## begin Supplied information
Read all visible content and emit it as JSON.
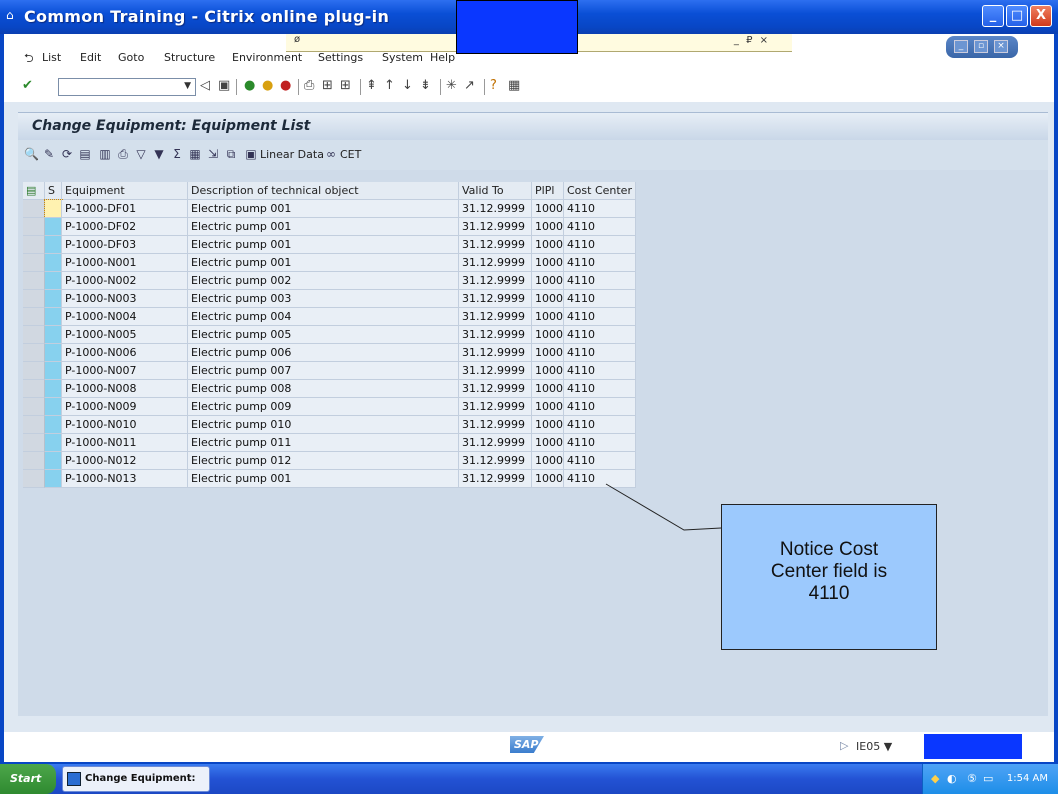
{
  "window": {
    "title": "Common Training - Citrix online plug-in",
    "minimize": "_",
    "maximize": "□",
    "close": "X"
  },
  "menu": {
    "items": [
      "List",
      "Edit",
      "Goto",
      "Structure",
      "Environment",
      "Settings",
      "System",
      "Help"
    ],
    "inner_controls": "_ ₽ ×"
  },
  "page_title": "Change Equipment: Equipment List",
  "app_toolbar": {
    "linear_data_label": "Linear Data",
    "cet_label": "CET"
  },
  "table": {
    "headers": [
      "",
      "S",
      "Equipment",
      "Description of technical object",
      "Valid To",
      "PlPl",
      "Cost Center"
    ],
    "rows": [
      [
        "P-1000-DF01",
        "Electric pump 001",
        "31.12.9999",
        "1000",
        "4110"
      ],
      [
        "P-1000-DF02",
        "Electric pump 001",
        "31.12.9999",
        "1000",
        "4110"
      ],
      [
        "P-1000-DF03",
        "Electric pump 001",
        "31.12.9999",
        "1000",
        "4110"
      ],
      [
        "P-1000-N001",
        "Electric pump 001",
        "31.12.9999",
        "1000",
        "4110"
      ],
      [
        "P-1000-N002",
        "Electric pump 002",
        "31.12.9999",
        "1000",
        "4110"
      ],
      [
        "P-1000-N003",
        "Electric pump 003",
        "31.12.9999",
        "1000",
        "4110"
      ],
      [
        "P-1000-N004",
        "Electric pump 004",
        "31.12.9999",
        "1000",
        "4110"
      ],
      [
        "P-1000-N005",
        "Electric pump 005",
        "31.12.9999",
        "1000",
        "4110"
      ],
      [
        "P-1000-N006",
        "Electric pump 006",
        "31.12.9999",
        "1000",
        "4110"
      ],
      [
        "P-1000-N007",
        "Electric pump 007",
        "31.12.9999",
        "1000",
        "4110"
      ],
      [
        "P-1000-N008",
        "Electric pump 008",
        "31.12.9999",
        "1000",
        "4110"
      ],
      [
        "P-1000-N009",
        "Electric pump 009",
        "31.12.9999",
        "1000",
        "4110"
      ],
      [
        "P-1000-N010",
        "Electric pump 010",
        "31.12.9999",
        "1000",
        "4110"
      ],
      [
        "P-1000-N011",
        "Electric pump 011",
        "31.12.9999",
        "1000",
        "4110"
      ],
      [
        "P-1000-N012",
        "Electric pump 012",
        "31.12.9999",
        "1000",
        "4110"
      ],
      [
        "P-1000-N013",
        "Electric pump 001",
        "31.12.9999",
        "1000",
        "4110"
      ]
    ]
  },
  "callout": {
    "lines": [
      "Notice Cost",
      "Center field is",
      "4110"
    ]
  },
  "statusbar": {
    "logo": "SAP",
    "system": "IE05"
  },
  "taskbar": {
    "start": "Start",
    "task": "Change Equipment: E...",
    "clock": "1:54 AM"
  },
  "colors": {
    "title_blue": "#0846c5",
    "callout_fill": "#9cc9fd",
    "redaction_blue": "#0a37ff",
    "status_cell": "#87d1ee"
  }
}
## end Supplied information
Instruction
Retype every entry verbatim and exclude the pictures from the copy.

Completed task
Read all visible content and emit it as JSON.
{
  "window": {
    "title": "Common Training - Citrix online plug-in",
    "minimize": "_",
    "maximize": "□",
    "close": "X"
  },
  "menu": {
    "items": [
      "List",
      "Edit",
      "Goto",
      "Structure",
      "Environment",
      "Settings",
      "System",
      "Help"
    ],
    "inner_controls": "_ ₽ ×"
  },
  "page_title": "Change Equipment: Equipment List",
  "app_toolbar": {
    "linear_data_label": "Linear Data",
    "cet_label": "CET"
  },
  "table": {
    "headers": [
      "",
      "S",
      "Equipment",
      "Description of technical object",
      "Valid To",
      "PlPl",
      "Cost Center"
    ],
    "rows": [
      [
        "P-1000-DF01",
        "Electric pump 001",
        "31.12.9999",
        "1000",
        "4110"
      ],
      [
        "P-1000-DF02",
        "Electric pump 001",
        "31.12.9999",
        "1000",
        "4110"
      ],
      [
        "P-1000-DF03",
        "Electric pump 001",
        "31.12.9999",
        "1000",
        "4110"
      ],
      [
        "P-1000-N001",
        "Electric pump 001",
        "31.12.9999",
        "1000",
        "4110"
      ],
      [
        "P-1000-N002",
        "Electric pump 002",
        "31.12.9999",
        "1000",
        "4110"
      ],
      [
        "P-1000-N003",
        "Electric pump 003",
        "31.12.9999",
        "1000",
        "4110"
      ],
      [
        "P-1000-N004",
        "Electric pump 004",
        "31.12.9999",
        "1000",
        "4110"
      ],
      [
        "P-1000-N005",
        "Electric pump 005",
        "31.12.9999",
        "1000",
        "4110"
      ],
      [
        "P-1000-N006",
        "Electric pump 006",
        "31.12.9999",
        "1000",
        "4110"
      ],
      [
        "P-1000-N007",
        "Electric pump 007",
        "31.12.9999",
        "1000",
        "4110"
      ],
      [
        "P-1000-N008",
        "Electric pump 008",
        "31.12.9999",
        "1000",
        "4110"
      ],
      [
        "P-1000-N009",
        "Electric pump 009",
        "31.12.9999",
        "1000",
        "4110"
      ],
      [
        "P-1000-N010",
        "Electric pump 010",
        "31.12.9999",
        "1000",
        "4110"
      ],
      [
        "P-1000-N011",
        "Electric pump 011",
        "31.12.9999",
        "1000",
        "4110"
      ],
      [
        "P-1000-N012",
        "Electric pump 012",
        "31.12.9999",
        "1000",
        "4110"
      ],
      [
        "P-1000-N013",
        "Electric pump 001",
        "31.12.9999",
        "1000",
        "4110"
      ]
    ]
  },
  "callout": {
    "lines": [
      "Notice Cost",
      "Center field is",
      "4110"
    ]
  },
  "statusbar": {
    "logo": "SAP",
    "system": "IE05"
  },
  "taskbar": {
    "start": "Start",
    "task": "Change Equipment: E...",
    "clock": "1:54 AM"
  },
  "colors": {
    "title_blue": "#0846c5",
    "callout_fill": "#9cc9fd",
    "redaction_blue": "#0a37ff",
    "status_cell": "#87d1ee"
  }
}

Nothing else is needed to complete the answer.